-- Start of Provided data --

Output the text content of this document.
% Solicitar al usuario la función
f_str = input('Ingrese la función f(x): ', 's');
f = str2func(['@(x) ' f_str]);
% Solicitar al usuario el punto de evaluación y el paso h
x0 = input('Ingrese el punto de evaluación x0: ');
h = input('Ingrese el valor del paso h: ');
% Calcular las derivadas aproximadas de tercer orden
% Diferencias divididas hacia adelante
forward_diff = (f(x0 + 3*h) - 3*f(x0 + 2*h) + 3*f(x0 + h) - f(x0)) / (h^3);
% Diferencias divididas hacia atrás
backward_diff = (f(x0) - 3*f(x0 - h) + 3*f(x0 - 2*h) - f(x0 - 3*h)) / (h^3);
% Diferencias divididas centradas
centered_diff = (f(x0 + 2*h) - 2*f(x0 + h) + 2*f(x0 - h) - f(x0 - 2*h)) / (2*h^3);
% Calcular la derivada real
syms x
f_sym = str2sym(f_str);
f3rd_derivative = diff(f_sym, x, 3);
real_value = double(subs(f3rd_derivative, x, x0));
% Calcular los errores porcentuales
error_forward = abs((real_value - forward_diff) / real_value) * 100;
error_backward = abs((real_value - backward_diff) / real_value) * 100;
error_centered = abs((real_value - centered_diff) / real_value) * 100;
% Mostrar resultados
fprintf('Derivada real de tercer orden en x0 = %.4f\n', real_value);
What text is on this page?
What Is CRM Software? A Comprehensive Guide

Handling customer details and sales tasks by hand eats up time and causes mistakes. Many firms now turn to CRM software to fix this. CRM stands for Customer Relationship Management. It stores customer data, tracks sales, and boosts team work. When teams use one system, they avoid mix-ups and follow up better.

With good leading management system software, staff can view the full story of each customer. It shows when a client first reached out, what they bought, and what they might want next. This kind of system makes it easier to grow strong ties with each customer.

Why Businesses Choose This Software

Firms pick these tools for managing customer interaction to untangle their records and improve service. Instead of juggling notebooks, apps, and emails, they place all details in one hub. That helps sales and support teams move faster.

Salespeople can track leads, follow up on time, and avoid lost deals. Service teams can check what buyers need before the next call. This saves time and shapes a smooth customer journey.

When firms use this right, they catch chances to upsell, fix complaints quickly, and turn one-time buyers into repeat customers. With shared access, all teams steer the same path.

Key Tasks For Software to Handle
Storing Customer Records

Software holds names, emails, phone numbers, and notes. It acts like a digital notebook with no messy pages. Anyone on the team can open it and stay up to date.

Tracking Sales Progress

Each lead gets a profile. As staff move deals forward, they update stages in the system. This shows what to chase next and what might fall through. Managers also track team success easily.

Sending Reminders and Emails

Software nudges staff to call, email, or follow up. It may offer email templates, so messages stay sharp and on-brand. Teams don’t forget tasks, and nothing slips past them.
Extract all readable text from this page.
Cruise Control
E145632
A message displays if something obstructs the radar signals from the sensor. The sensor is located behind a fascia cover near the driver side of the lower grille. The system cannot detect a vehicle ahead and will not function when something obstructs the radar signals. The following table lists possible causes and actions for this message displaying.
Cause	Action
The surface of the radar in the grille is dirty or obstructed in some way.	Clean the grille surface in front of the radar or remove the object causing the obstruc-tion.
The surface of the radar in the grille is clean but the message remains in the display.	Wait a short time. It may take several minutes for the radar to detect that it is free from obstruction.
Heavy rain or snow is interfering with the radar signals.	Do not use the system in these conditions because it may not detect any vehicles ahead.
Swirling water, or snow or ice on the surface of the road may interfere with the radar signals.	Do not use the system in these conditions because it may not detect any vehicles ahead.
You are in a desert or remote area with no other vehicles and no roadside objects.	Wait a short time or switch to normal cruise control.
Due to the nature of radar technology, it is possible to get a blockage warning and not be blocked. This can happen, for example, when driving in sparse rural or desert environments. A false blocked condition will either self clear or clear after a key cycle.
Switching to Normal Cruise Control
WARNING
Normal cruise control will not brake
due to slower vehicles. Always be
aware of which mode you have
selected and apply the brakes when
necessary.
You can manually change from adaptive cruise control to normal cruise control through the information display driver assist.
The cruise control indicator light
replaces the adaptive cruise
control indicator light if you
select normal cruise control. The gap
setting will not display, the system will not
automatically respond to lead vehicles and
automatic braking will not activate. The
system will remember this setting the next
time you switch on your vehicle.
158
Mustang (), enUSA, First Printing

-- End of Provided data --

> To be done
Your task is to gather every line with the word "driver" and copy it.

> Solution
A message displays if something obstructs the radar signals from the sensor. The sensor is located behind a fascia cover near the driver side of the lower grille. The system cannot detect a vehicle ahead and will not function when something obstructs the radar signals. The following table lists possible causes and actions for this message displaying.
You can manually change from adaptive cruise control to normal cruise control through the information display driver assist.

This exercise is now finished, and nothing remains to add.